Find how many lines hold the word "text". Give only the number.

[BEGIN RECORDS FOR THE EXERCISE]

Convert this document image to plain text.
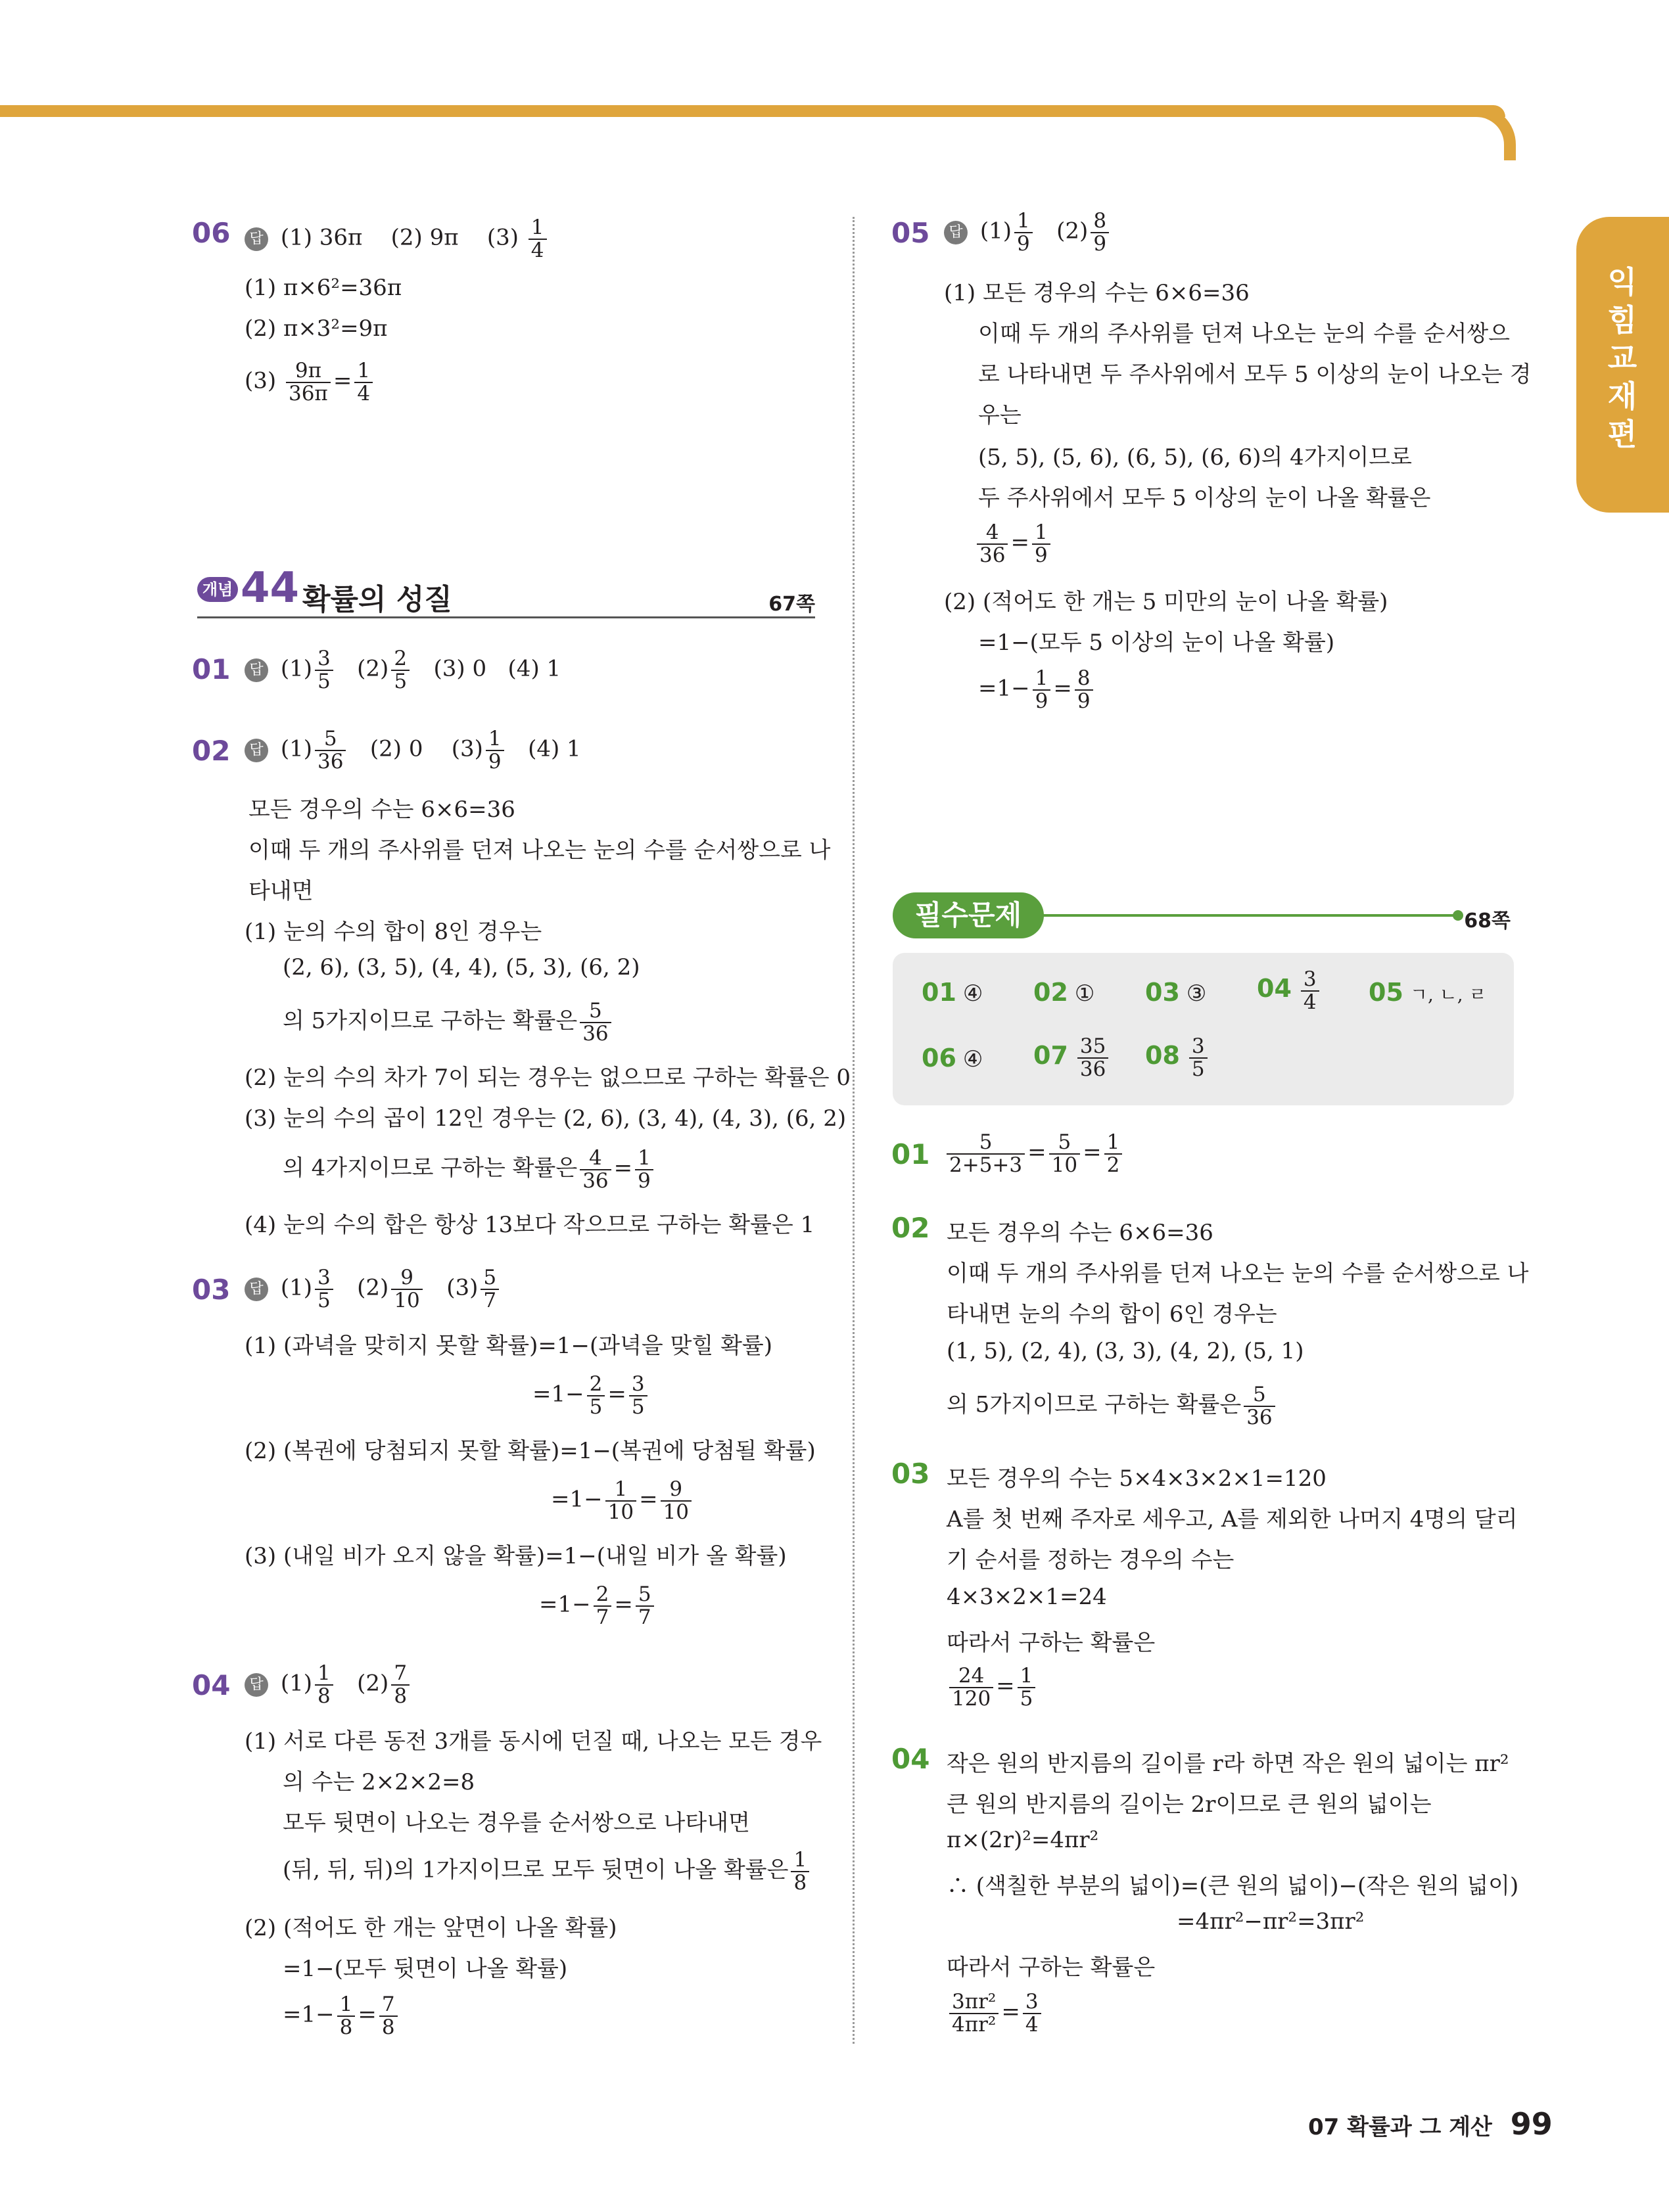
익힘교재편
06	답 (1) 36π (2) 9π $(3) \frac{1}{4}$
(1) π×6²=36π
(2) π×3²=9π
$(3) \frac{9\pi}{36\pi} = \frac{1}{4}$
개념 44 확률의 성질	67쪽
01	답 $(1) \frac{3}{5} (2) \frac{2}{5} (3)$ 0 (4) 1
02	답 $(1) \frac{5}{36} (2)$ 0 $(3) \frac{1}{9} (4)$ 1
모든 경우의 수는 6×6=36
이때 두 개의 주사위를 던져 나오는 눈의 수를 순서쌍으로 나
타내면
(1) 눈의 수의 합이 8인 경우는
(2, 6), (3, 5), (4, 4), (5, 3), (6, 2)
의 5가지이므로 구하는 확률은 $\frac{5}{36}$
(2) 눈의 수의 차가 7이 되는 경우는 없으므로 구하는 확률은 0
(3) 눈의 수의 곱이 12인 경우는 (2, 6), (3, 4), (4, 3), (6, 2)
의 4가지이므로 구하는 확률은 $\frac{4}{36} = \frac{1}{9}$
(4) 눈의 수의 합은 항상 13보다 작으므로 구하는 확률은 1
03	답 $(1) \frac{3}{5} (2) \frac{9}{10} (3) \frac{5}{7}$
(1) (과녁을 맞히지 못할 확률)=1−(과녁을 맞힐 확률)
$=1- \frac{2}{5} = \frac{3}{5}$
(2) (복권에 당첨되지 못할 확률)=1−(복권에 당첨될 확률)
$=1- \frac{1}{10} = \frac{9}{10}$
(3) (내일 비가 오지 않을 확률)=1−(내일 비가 올 확률)
$=1- \frac{2}{7} = \frac{5}{7}$
04	답 $(1) \frac{1}{8} (2) \frac{7}{8}$
(1) 서로 다른 동전 3개를 동시에 던질 때, 나오는 모든 경우
의 수는 2×2×2=8
모두 뒷면이 나오는 경우를 순서쌍으로 나타내면
(뒤, 뒤, 뒤)의 1가지이므로 모두 뒷면이 나올 확률은 $\frac{1}{8}$
(2) (적어도 한 개는 앞면이 나올 확률)
=1−(모두 뒷면이 나올 확률)
$=1- \frac{1}{8} = \frac{7}{8}$
05	답 $(1) \frac{1}{9} (2) \frac{8}{9}$
(1) 모든 경우의 수는 6×6=36
이때 두 개의 주사위를 던져 나오는 눈의 수를 순서쌍으
로 나타내면 두 주사위에서 모두 5 이상의 눈이 나오는 경
우는
(5, 5), (5, 6), (6, 5), (6, 6)의 4가지이므로
두 주사위에서 모두 5 이상의 눈이 나올 확률은
$\frac{4}{36} = \frac{1}{9}$
(2) (적어도 한 개는 5 미만의 눈이 나올 확률)
=1−(모두 5 이상의 눈이 나올 확률)
$=1- \frac{1}{9} = \frac{8}{9}$
필수문제	68쪽
01 ④ 02 ① 03 ③ $04 \frac{3}{4} 05$ ㄱ, ㄴ, ㄹ
06 ④ $07 \frac{35}{36} 08 \frac{3}{5}$
$01 \frac{5}{2+5+3} = \frac{5}{10} = \frac{1}{2}$
02 모든 경우의 수는 6×6=36
이때 두 개의 주사위를 던져 나오는 눈의 수를 순서쌍으로 나
타내면 눈의 수의 합이 6인 경우는
(1, 5), (2, 4), (3, 3), (4, 2), (5, 1)
의 5가지이므로 구하는 확률은 $\frac{5}{36}$
03 모든 경우의 수는 5×4×3×2×1=120
A를 첫 번째 주자로 세우고, A를 제외한 나머지 4명의 달리
기 순서를 정하는 경우의 수는
4×3×2×1=24
따라서 구하는 확률은
$\frac{24}{120} = \frac{1}{5}$
04 작은 원의 반지름의 길이를 r라 하면 작은 원의 넓이는 πr²
큰 원의 반지름의 길이는 2r이므로 큰 원의 넓이는
π×(2r)²=4πr²
∴ (색칠한 부분의 넓이)=(큰 원의 넓이)−(작은 원의 넓이)
=4πr²−πr²=3πr²
따라서 구하는 확률은
$\frac{\text{3πr²}}{\text{4πr²}} = \frac{3}{4}$
07 확률과 그 계산 99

[END RECORDS FOR THE EXERCISE]

OUTPUT FOR THIS EXERCISE ▸
2